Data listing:
• • • • • • •
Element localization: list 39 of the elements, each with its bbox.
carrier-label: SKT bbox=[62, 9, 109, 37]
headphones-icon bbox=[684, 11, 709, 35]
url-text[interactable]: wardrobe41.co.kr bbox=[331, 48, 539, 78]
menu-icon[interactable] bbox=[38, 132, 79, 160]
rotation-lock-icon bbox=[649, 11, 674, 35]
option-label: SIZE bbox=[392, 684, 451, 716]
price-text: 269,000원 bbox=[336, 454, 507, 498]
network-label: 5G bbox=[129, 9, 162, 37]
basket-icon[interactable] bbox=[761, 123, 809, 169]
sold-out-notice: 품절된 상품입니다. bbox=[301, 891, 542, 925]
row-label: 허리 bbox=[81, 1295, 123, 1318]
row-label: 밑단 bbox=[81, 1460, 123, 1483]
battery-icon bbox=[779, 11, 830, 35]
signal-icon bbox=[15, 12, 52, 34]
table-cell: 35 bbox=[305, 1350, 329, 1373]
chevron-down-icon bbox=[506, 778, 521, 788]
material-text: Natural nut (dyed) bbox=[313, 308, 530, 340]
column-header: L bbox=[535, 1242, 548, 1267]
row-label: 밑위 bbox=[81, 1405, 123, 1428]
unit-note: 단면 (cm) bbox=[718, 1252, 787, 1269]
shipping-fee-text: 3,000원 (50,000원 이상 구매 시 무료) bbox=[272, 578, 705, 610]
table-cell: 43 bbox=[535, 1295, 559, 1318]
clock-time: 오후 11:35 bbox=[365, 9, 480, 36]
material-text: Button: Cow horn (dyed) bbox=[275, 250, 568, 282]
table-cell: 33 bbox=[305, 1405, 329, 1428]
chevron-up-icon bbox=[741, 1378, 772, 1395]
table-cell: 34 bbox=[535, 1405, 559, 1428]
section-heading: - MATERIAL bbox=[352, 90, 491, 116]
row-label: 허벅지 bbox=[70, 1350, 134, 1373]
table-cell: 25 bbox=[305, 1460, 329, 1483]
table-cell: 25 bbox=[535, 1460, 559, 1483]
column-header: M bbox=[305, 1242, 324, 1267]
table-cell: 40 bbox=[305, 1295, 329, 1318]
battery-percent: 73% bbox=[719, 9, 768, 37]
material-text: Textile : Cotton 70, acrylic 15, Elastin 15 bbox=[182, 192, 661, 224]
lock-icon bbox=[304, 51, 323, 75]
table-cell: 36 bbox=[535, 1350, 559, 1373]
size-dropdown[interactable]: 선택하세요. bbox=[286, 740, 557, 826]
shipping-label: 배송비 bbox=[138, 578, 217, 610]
• • • • • • •
DIRECTIVE
Please retype every entry in the data listing above, keeping each character and line unchanged.

WRITTEN ANSWER
Element localization: list 39 of the elements, each with its bbox.
carrier-label: SKT bbox=[62, 9, 109, 37]
headphones-icon bbox=[684, 11, 709, 35]
url-text[interactable]: wardrobe41.co.kr bbox=[331, 48, 539, 78]
menu-icon[interactable] bbox=[38, 132, 79, 160]
rotation-lock-icon bbox=[649, 11, 674, 35]
option-label: SIZE bbox=[392, 684, 451, 716]
price-text: 269,000원 bbox=[336, 454, 507, 498]
network-label: 5G bbox=[129, 9, 162, 37]
basket-icon[interactable] bbox=[761, 123, 809, 169]
sold-out-notice: 품절된 상품입니다. bbox=[301, 891, 542, 925]
row-label: 허리 bbox=[81, 1295, 123, 1318]
row-label: 밑단 bbox=[81, 1460, 123, 1483]
battery-icon bbox=[779, 11, 830, 35]
signal-icon bbox=[15, 12, 52, 34]
table-cell: 35 bbox=[305, 1350, 329, 1373]
chevron-down-icon bbox=[506, 778, 521, 788]
material-text: Natural nut (dyed) bbox=[313, 308, 530, 340]
column-header: L bbox=[535, 1242, 548, 1267]
row-label: 밑위 bbox=[81, 1405, 123, 1428]
unit-note: 단면 (cm) bbox=[718, 1252, 787, 1269]
shipping-fee-text: 3,000원 (50,000원 이상 구매 시 무료) bbox=[272, 578, 705, 610]
table-cell: 43 bbox=[535, 1295, 559, 1318]
clock-time: 오후 11:35 bbox=[365, 9, 480, 36]
material-text: Button: Cow horn (dyed) bbox=[275, 250, 568, 282]
table-cell: 33 bbox=[305, 1405, 329, 1428]
chevron-up-icon bbox=[741, 1378, 772, 1395]
table-cell: 34 bbox=[535, 1405, 559, 1428]
section-heading: - MATERIAL bbox=[352, 90, 491, 116]
row-label: 허벅지 bbox=[70, 1350, 134, 1373]
table-cell: 25 bbox=[305, 1460, 329, 1483]
table-cell: 25 bbox=[535, 1460, 559, 1483]
column-header: M bbox=[305, 1242, 324, 1267]
table-cell: 40 bbox=[305, 1295, 329, 1318]
battery-percent: 73% bbox=[719, 9, 768, 37]
material-text: Textile : Cotton 70, acrylic 15, Elastin 15 bbox=[182, 192, 661, 224]
lock-icon bbox=[304, 51, 323, 75]
table-cell: 36 bbox=[535, 1350, 559, 1373]
size-dropdown[interactable]: 선택하세요. bbox=[286, 740, 557, 826]
shipping-label: 배송비 bbox=[138, 578, 217, 610]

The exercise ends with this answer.